• [Material provided]:
>>

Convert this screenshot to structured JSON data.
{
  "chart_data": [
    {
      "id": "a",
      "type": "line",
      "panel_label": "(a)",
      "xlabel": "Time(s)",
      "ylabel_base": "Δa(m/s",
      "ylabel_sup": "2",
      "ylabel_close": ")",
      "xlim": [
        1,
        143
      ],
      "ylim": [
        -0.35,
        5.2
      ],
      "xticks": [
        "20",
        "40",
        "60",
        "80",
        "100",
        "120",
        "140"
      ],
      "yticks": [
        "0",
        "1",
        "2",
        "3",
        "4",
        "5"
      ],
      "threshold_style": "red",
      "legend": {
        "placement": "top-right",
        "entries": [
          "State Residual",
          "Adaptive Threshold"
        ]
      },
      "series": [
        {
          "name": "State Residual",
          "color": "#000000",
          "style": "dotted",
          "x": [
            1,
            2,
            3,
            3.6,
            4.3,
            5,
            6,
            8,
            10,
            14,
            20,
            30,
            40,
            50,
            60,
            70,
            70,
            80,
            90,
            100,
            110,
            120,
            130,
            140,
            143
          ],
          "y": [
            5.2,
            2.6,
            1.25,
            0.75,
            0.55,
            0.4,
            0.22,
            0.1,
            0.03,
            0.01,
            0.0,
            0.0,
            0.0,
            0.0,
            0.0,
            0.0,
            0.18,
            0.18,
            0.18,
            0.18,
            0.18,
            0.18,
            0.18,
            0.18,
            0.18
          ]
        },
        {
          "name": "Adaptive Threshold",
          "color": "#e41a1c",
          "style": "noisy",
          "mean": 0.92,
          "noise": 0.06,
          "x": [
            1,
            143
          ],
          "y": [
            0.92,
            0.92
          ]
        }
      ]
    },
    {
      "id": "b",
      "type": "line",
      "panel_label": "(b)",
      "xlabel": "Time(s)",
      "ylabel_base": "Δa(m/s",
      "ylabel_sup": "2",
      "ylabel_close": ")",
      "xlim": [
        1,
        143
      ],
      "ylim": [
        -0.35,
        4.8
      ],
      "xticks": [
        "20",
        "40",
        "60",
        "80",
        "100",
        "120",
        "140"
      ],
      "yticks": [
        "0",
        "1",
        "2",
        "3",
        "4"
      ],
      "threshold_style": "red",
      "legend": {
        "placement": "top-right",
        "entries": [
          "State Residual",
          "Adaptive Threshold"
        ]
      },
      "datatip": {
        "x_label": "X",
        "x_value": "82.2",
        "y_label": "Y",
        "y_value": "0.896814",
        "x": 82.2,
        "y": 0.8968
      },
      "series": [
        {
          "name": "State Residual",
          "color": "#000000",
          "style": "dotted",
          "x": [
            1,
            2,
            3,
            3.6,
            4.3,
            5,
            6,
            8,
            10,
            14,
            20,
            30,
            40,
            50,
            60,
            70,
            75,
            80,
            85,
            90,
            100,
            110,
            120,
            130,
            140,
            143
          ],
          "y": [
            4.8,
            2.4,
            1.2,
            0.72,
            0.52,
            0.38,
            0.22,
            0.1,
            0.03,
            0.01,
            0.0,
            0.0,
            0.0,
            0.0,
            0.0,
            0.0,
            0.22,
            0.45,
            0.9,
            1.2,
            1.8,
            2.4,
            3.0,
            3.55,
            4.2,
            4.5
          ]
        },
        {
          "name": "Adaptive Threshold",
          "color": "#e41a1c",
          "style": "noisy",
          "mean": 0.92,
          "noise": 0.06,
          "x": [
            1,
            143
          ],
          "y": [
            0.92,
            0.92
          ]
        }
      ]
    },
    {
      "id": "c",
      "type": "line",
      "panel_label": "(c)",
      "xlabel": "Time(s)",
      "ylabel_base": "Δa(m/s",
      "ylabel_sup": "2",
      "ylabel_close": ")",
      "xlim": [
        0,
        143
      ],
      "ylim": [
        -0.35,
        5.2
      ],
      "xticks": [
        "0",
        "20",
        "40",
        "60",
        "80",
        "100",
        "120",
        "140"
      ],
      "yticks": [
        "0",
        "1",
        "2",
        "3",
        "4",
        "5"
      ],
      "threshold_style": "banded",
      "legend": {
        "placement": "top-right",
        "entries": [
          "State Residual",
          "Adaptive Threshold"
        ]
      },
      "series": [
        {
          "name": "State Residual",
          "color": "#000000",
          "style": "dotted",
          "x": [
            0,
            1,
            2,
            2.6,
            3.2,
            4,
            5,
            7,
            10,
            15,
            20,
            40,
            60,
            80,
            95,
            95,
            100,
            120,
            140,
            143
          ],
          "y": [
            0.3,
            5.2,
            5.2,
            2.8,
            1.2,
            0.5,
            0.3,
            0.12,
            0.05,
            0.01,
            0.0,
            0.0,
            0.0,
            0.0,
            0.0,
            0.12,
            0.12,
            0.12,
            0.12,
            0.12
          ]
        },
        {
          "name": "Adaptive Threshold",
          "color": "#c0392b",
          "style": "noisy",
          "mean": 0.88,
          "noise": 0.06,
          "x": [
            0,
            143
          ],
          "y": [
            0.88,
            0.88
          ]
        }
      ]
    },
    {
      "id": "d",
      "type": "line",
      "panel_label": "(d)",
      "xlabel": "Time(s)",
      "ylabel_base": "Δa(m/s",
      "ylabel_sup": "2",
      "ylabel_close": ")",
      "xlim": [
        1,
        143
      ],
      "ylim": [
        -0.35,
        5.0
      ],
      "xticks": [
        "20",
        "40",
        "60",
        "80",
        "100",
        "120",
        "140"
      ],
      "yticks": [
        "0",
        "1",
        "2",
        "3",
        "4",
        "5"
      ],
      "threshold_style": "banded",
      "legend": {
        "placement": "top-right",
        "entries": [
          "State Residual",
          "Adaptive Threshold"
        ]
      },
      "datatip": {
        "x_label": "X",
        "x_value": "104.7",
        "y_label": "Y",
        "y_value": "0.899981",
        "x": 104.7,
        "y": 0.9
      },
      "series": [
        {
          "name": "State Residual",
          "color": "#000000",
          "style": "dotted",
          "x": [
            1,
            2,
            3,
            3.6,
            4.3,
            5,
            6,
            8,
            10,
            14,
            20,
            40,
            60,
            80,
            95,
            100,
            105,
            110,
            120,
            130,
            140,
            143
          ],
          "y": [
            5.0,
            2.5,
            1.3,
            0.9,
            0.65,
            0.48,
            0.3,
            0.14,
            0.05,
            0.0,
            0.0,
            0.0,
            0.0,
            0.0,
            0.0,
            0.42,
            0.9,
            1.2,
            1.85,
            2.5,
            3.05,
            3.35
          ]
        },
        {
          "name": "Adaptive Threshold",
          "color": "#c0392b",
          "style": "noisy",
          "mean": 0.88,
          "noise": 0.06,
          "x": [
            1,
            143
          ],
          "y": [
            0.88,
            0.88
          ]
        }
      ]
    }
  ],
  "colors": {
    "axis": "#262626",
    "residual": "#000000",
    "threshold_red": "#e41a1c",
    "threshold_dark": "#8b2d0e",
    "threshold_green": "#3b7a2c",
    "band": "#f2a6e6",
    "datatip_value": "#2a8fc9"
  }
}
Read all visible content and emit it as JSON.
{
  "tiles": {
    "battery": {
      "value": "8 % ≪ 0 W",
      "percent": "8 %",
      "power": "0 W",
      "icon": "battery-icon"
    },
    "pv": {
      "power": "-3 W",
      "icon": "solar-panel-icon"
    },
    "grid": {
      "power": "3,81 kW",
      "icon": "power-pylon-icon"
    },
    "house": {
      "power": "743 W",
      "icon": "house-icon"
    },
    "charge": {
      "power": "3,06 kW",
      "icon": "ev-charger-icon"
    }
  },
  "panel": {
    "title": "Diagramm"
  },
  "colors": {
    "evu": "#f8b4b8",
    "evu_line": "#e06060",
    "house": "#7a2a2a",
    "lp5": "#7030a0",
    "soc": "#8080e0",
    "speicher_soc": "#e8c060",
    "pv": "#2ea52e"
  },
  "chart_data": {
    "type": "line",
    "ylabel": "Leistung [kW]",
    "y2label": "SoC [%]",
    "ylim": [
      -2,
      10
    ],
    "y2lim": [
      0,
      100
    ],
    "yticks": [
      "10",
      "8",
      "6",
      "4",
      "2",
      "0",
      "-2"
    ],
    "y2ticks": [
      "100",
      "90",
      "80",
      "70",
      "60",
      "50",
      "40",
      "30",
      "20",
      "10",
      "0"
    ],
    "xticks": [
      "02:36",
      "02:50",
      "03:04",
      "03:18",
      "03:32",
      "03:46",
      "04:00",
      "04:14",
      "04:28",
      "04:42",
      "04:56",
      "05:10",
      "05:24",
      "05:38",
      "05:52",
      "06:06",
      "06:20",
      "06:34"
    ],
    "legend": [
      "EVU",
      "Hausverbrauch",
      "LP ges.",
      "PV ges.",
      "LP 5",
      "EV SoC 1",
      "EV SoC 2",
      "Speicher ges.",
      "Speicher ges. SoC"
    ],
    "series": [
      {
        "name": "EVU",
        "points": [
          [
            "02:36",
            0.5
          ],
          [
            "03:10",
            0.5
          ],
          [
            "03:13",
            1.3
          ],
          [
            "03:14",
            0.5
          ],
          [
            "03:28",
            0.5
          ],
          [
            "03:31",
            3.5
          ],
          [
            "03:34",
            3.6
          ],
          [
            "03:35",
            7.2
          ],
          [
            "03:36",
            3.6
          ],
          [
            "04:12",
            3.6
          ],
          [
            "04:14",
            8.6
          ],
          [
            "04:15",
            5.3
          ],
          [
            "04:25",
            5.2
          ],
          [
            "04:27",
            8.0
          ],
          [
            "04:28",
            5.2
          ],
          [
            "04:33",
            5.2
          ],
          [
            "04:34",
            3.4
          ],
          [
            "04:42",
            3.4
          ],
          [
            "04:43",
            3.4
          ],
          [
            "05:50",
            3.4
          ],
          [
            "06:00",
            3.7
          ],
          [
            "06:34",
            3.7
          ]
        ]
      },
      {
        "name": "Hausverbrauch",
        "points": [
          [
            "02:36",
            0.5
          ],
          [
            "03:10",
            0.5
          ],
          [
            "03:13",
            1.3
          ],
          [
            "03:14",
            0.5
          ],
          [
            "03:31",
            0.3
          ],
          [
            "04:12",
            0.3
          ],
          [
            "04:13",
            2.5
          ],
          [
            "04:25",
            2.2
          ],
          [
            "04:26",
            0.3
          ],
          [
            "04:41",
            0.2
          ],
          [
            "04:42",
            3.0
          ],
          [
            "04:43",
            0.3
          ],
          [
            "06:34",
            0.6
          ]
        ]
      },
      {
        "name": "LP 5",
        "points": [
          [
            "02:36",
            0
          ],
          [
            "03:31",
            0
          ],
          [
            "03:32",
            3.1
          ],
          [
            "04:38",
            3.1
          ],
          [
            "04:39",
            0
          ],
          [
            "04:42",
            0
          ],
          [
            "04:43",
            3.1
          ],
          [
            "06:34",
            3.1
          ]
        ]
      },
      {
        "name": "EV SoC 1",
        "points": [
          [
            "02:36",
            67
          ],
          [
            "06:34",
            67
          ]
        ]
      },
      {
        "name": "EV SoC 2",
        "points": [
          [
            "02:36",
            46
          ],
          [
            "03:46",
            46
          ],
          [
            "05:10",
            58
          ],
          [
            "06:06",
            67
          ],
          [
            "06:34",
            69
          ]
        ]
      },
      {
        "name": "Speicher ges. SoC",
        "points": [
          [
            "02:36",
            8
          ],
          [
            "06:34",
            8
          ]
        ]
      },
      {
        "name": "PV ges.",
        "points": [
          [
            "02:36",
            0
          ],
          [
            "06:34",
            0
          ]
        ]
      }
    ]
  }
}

<<

• [Short exercise]: Filter the data, keeping only the lines that contain "icon".

• [The reply]:
      "icon": "battery-icon"
      "icon": "solar-panel-icon"
      "icon": "power-pylon-icon"
      "icon": "house-icon"
      "icon": "ev-charger-icon"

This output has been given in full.